**The records**
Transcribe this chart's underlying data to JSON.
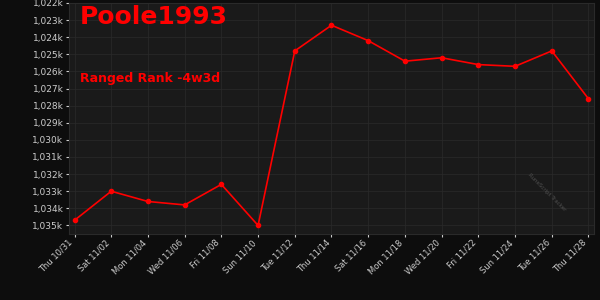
{
  "title": "Poole1993",
  "subtitle": "Ranged Rank -4w3d",
  "title_color": "#ff0000",
  "subtitle_color": "#ff0000",
  "bg_color": "#0d0d0d",
  "plot_bg_color": "#1a1a1a",
  "grid_color": "#2a2a2a",
  "line_color": "#ff0000",
  "marker_color": "#ff0000",
  "tick_label_color": "#cccccc",
  "x_labels": [
    "Thu 10/31",
    "Sat 11/02",
    "Mon 11/04",
    "Wed 11/06",
    "Fri 11/08",
    "Sun 11/10",
    "Tue 11/12",
    "Thu 11/14",
    "Sat 11/16",
    "Mon 11/18",
    "Wed 11/20",
    "Fri 11/22",
    "Sun 11/24",
    "Tue 11/26",
    "Thu 11/28"
  ],
  "x_positions": [
    0,
    2,
    4,
    6,
    8,
    10,
    12,
    14,
    16,
    18,
    20,
    22,
    24,
    26,
    28
  ],
  "y_values": [
    1034700,
    1033000,
    1033600,
    1033800,
    1032600,
    1035000,
    1024800,
    1023300,
    1024200,
    1025400,
    1025200,
    1025600,
    1025700,
    1024800,
    1027600
  ],
  "ylim_min": 1022000,
  "ylim_max": 1035500,
  "y_ticks": [
    1022000,
    1023000,
    1024000,
    1025000,
    1026000,
    1027000,
    1028000,
    1029000,
    1030000,
    1031000,
    1032000,
    1033000,
    1034000,
    1035000
  ],
  "figsize": [
    6.0,
    3.0
  ],
  "dpi": 100
}
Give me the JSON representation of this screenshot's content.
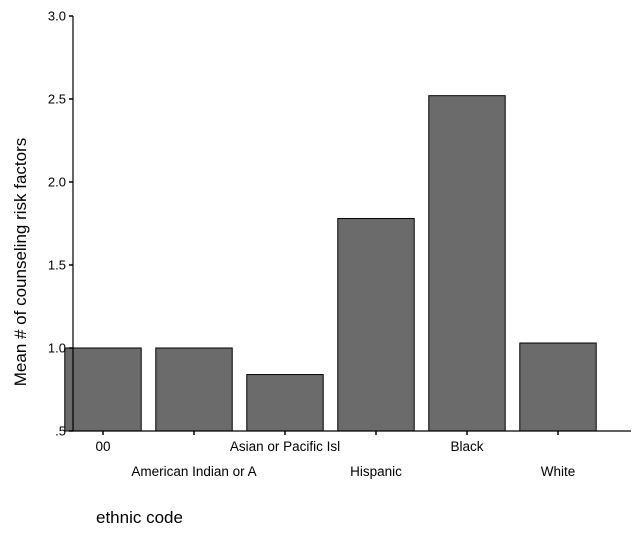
{
  "chart_data": {
    "type": "bar",
    "title": "",
    "xlabel": "ethnic code",
    "ylabel": "Mean # of counseling risk factors",
    "ylim": [
      0.5,
      3.0
    ],
    "yticks": [
      ".5",
      "1.0",
      "1.5",
      "2.0",
      "2.5",
      "3.0"
    ],
    "categories": [
      "00",
      "American Indian or A",
      "Asian or Pacific Isl",
      "Hispanic",
      "Black",
      "White"
    ],
    "values": [
      1.0,
      1.0,
      0.84,
      1.78,
      2.52,
      1.03
    ],
    "bar_color": "#6b6b6b",
    "grid": false
  }
}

**Aim**
The listing above needs to be output again exactly. Don't include the pictures.

**Answer to the exercise**
Transcribe this chart's underlying data to JSON.
{
  "title": "Poole1993",
  "subtitle": "Ranged Rank -4w3d",
  "title_color": "#ff0000",
  "subtitle_color": "#ff0000",
  "bg_color": "#0d0d0d",
  "plot_bg_color": "#1a1a1a",
  "grid_color": "#2a2a2a",
  "line_color": "#ff0000",
  "marker_color": "#ff0000",
  "tick_label_color": "#cccccc",
  "x_labels": [
    "Thu 10/31",
    "Sat 11/02",
    "Mon 11/04",
    "Wed 11/06",
    "Fri 11/08",
    "Sun 11/10",
    "Tue 11/12",
    "Thu 11/14",
    "Sat 11/16",
    "Mon 11/18",
    "Wed 11/20",
    "Fri 11/22",
    "Sun 11/24",
    "Tue 11/26",
    "Thu 11/28"
  ],
  "x_positions": [
    0,
    2,
    4,
    6,
    8,
    10,
    12,
    14,
    16,
    18,
    20,
    22,
    24,
    26,
    28
  ],
  "y_values": [
    1034700,
    1033000,
    1033600,
    1033800,
    1032600,
    1035000,
    1024800,
    1023300,
    1024200,
    1025400,
    1025200,
    1025600,
    1025700,
    1024800,
    1027600
  ],
  "ylim_min": 1022000,
  "ylim_max": 1035500,
  "y_ticks": [
    1022000,
    1023000,
    1024000,
    1025000,
    1026000,
    1027000,
    1028000,
    1029000,
    1030000,
    1031000,
    1032000,
    1033000,
    1034000,
    1035000
  ],
  "figsize": [
    6.0,
    3.0
  ],
  "dpi": 100
}
Give me the JSON representation of this screenshot's content.
{
  "chart_data": {
    "type": "bar",
    "title": "",
    "xlabel": "ethnic code",
    "ylabel": "Mean # of counseling risk factors",
    "ylim": [
      0.5,
      3.0
    ],
    "yticks": [
      ".5",
      "1.0",
      "1.5",
      "2.0",
      "2.5",
      "3.0"
    ],
    "categories": [
      "00",
      "American Indian or A",
      "Asian or Pacific Isl",
      "Hispanic",
      "Black",
      "White"
    ],
    "values": [
      1.0,
      1.0,
      0.84,
      1.78,
      2.52,
      1.03
    ],
    "bar_color": "#6b6b6b",
    "grid": false
  }
}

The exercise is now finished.